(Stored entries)
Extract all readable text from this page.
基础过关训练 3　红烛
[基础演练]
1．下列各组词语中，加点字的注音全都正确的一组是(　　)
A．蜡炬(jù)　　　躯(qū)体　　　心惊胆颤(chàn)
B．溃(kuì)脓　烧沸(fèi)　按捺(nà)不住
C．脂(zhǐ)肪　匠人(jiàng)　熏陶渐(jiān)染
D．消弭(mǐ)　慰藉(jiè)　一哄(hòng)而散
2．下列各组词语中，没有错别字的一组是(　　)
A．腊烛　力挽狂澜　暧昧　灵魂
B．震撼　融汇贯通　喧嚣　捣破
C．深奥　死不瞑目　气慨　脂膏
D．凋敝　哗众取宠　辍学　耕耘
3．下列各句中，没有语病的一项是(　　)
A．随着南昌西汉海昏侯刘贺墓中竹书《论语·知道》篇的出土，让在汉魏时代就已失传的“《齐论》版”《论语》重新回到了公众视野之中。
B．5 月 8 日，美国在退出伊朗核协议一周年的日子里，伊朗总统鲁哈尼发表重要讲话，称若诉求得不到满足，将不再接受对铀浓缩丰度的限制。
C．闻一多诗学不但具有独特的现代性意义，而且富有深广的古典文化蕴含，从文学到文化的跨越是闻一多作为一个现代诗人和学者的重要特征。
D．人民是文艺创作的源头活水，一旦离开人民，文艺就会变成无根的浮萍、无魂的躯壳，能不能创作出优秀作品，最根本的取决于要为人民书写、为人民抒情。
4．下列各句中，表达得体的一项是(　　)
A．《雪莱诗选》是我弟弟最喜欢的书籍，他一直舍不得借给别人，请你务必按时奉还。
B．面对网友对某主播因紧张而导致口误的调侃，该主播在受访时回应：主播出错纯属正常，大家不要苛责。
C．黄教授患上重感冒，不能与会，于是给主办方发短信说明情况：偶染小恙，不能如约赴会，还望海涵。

» **Aim of the exercise**:
Set down all of the records shown above once more, exactly.

» **Task solution**:
Extract all readable text from this page.
基础过关训练 3　红烛
[基础演练]
1．下列各组词语中，加点字的注音全都正确的一组是(　　)
A．蜡炬(jù)　　　躯(qū)体　　　心惊胆颤(chàn)
B．溃(kuì)脓　烧沸(fèi)　按捺(nà)不住
C．脂(zhǐ)肪　匠人(jiàng)　熏陶渐(jiān)染
D．消弭(mǐ)　慰藉(jiè)　一哄(hòng)而散
2．下列各组词语中，没有错别字的一组是(　　)
A．腊烛　力挽狂澜　暧昧　灵魂
B．震撼　融汇贯通　喧嚣　捣破
C．深奥　死不瞑目　气慨　脂膏
D．凋敝　哗众取宠　辍学　耕耘
3．下列各句中，没有语病的一项是(　　)
A．随着南昌西汉海昏侯刘贺墓中竹书《论语·知道》篇的出土，让在汉魏时代就已失传的“《齐论》版”《论语》重新回到了公众视野之中。
B．5 月 8 日，美国在退出伊朗核协议一周年的日子里，伊朗总统鲁哈尼发表重要讲话，称若诉求得不到满足，将不再接受对铀浓缩丰度的限制。
C．闻一多诗学不但具有独特的现代性意义，而且富有深广的古典文化蕴含，从文学到文化的跨越是闻一多作为一个现代诗人和学者的重要特征。
D．人民是文艺创作的源头活水，一旦离开人民，文艺就会变成无根的浮萍、无魂的躯壳，能不能创作出优秀作品，最根本的取决于要为人民书写、为人民抒情。
4．下列各句中，表达得体的一项是(　　)
A．《雪莱诗选》是我弟弟最喜欢的书籍，他一直舍不得借给别人，请你务必按时奉还。
B．面对网友对某主播因紧张而导致口误的调侃，该主播在受访时回应：主播出错纯属正常，大家不要苛责。
C．黄教授患上重感冒，不能与会，于是给主办方发短信说明情况：偶染小恙，不能如约赴会，还望海涵。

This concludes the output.